>> Begin Record extracts

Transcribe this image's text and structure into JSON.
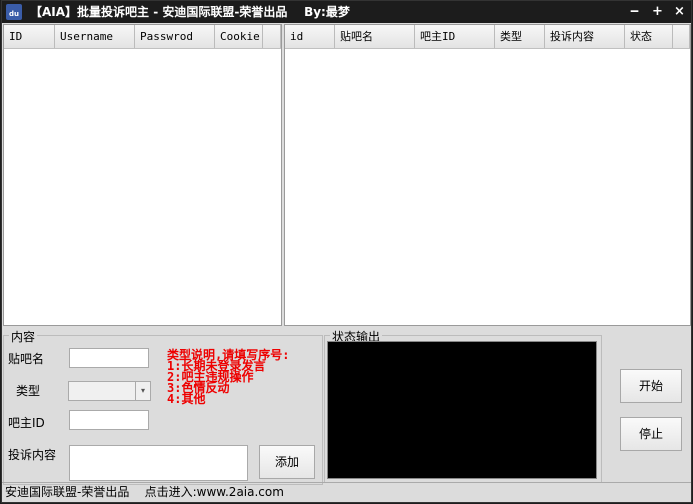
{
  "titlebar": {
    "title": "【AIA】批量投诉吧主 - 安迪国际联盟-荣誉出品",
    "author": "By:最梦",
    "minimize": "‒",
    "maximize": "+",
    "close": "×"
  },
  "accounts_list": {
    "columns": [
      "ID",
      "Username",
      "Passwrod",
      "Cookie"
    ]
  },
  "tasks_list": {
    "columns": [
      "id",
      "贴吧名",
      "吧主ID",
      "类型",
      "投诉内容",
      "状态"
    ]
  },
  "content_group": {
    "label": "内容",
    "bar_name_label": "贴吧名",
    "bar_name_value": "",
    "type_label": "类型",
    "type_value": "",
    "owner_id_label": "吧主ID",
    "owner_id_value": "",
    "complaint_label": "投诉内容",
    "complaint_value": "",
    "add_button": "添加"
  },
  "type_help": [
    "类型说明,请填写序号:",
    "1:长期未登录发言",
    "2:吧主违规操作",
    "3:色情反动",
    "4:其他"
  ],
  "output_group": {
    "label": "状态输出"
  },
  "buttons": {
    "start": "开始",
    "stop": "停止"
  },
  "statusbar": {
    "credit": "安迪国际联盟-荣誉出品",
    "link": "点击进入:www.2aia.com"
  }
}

>> End Record extracts
>> Begin Record extracts

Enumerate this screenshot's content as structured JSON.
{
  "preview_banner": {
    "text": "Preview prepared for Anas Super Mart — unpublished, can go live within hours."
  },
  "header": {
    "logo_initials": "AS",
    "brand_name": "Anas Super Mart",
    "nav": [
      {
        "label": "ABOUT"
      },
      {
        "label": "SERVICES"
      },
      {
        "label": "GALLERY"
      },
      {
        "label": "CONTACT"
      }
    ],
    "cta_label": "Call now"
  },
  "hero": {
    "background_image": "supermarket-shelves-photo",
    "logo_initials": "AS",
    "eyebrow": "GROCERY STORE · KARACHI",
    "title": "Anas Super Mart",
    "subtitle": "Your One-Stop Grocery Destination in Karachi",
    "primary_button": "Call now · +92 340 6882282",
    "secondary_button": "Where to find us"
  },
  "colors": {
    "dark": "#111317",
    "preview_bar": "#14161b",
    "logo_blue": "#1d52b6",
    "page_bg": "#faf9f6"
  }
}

>> End Record extracts

What this task involves:
Using the records above, list each line that includes "荣誉出品".

Exercise solution:
    "title": "【AIA】批量投诉吧主 - 安迪国际联盟-荣誉出品",
    "credit": "安迪国际联盟-荣誉出品",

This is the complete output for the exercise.